= Document text =
Rethinking Training Dynamics in Scale-wise Autoregressive Generation

---
language:
- en
license: mit
tags:
- image-generation
- autoregressive
- next-scale-prediction
- exposure-bias
- post-training
- pytorch
- imagenet
library_name: pytorch
inference: false
model-index:
- name: ZGZzz/SAR
  results:
  - task:
      type: image-generation
      name: Image Generation
    dataset:
      name: ImageNet 256×256
      type: imagenet-1k
      config: 256x256
      split: validation
    metrics:
    - type: fid
      name: FID (FlexVAR-d16, +SAR)
      value: 2.89
      higher_is_better: false
    - type: fid
      name: FID (FlexVAR-d20, +SAR)
      value: 2.35
      higher_is_better: false
    - type: fid
      name: FID (FlexVAR-d24, +SAR)
      value: 2.14
      higher_is_better: false
datasets:
- ILSVRC/imagenet-1k
base_model:
- jiaosiyu1999/FlexVAR
pipeline_tag: text-to-image
---

<div align="center">
<h1>Rethinking Training Dynamics in Scale-wise Autoregressive Generation</h1>

<a href="https://gengzezhou.github.io/" target="_blank">Gengze Zhou</a><sup>1*</sup>,
<a href="https://chongjiange.github.io/" target="_blank">Chongjian Ge</a><sup>2</sup>,
<a href="https://www.cs.unc.edu/~airsplay/" target="_blank">Hao Tan</a><sup>2</sup>,
<a href="https://pages.cs.wisc.edu/~fliu/" target="_blank">Feng Liu</a><sup>2</sup>,
<a href="https://yiconghong.me" target="_blank">Yicong Hong</a><sup>2</sup>

<sup>1</sup>Australian Institute for Machine Learning, Adelaide University &nbsp;&nbsp;&nbsp;
<sup>2</sup>Adobe Research

[![arXiv](https://img.shields.io/badge/arXiv-2512.06421-b31b1b.svg)](https://arxiv.org/abs/2512.06421)&nbsp;
[![huggingface weights](https://img.shields.io/badge/%F0%9F%A4%97%20Weights-SAR--ckpts-yellow)](https://huggingface.co/ZGZzz/SAR)&nbsp;
[![project page](https://img.shields.io/badge/Project%20Page-SAR-blue)](https://gengzezhou.github.io/SAR)&nbsp;
[![License: MIT](https://img.shields.io/badge/License-MIT-green.svg)](https://opensource.org/licenses/MIT)

= Data section =
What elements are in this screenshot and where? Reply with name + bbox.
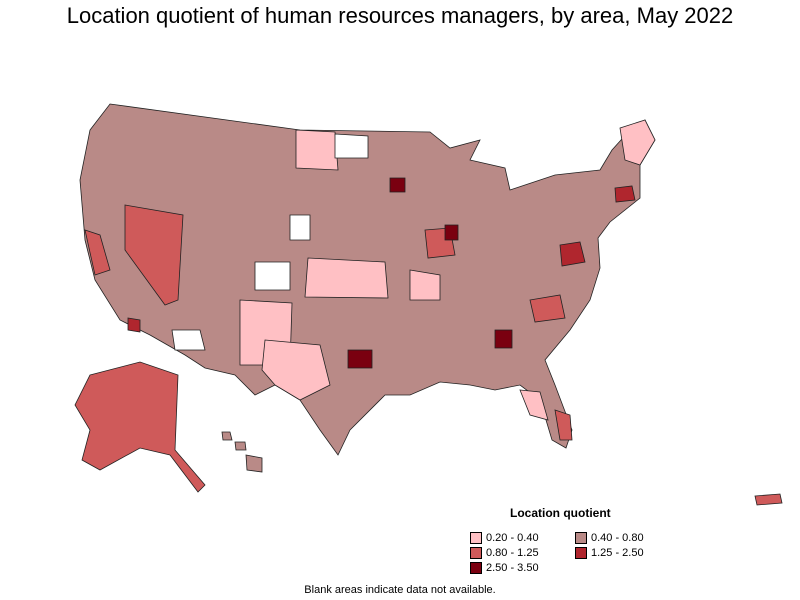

= Problems =
1. Answer these from the model card on scale-wise autoregressive generation:
(a) Under what license is it released?
(b) What FID is listed for FlexVAR-d24 with SAR?
(c) Which organization does superscript 2 stand for among the authors' affiliations?
2. In the model card on scale-wise autoregressive generation, swap "higher_is_better" for "lower_is_better" and write out everything from "value: 2.89" down to "FID (FlexVAR-d24, +SAR)".
3. Carry on the model card on scale-wise autoregressive generation from where it stops.

= Answers to each task =
1.
(a) MIT
(b) 2.14
(c) Adobe Research

2.
value: 2.89
      lower_is_better: false
    - type: fid
      name: FID (FlexVAR-d20, +SAR)
      value: 2.35
      lower_is_better: false
    - type: fid
      name: FID (FlexVAR-d24, +SAR)

3.
</div>

## Model Description

**Self-Autoregressive Refinement (SAR)** is a lightweight *post-training* algorithm for **scale-wise autoregressive (AR)** image generation (next-scale prediction). SAR mitigates **exposure bias** by addressing (1) train–test mismatch (teacher forcing vs. student forcing) and (2) imbalance in scale-wise learning difficulty.

SAR consists of:
- **Stagger-Scale Rollout (SSR):** a two-step rollout (teacher-forcing → student-forcing) with minimal compute overhead (one extra forward pass).
- **Contrastive Student-Forcing Loss (CSFL):** stabilizes student-forced training by aligning predictions with a teacher trajectory under self-generated contexts.

## Key Features

- **Minimal overhead:** SSR adds only a lightweight additional forward pass to train on self-generated content.
- **General post-training recipe:** applies on top of pretrained scale-wise AR models.
- **Empirical gains:** e.g., reported **5.2% FID reduction** on FlexVAR-d16 with 10 SAR epochs.

## Model Zoo (ImageNet 256×256)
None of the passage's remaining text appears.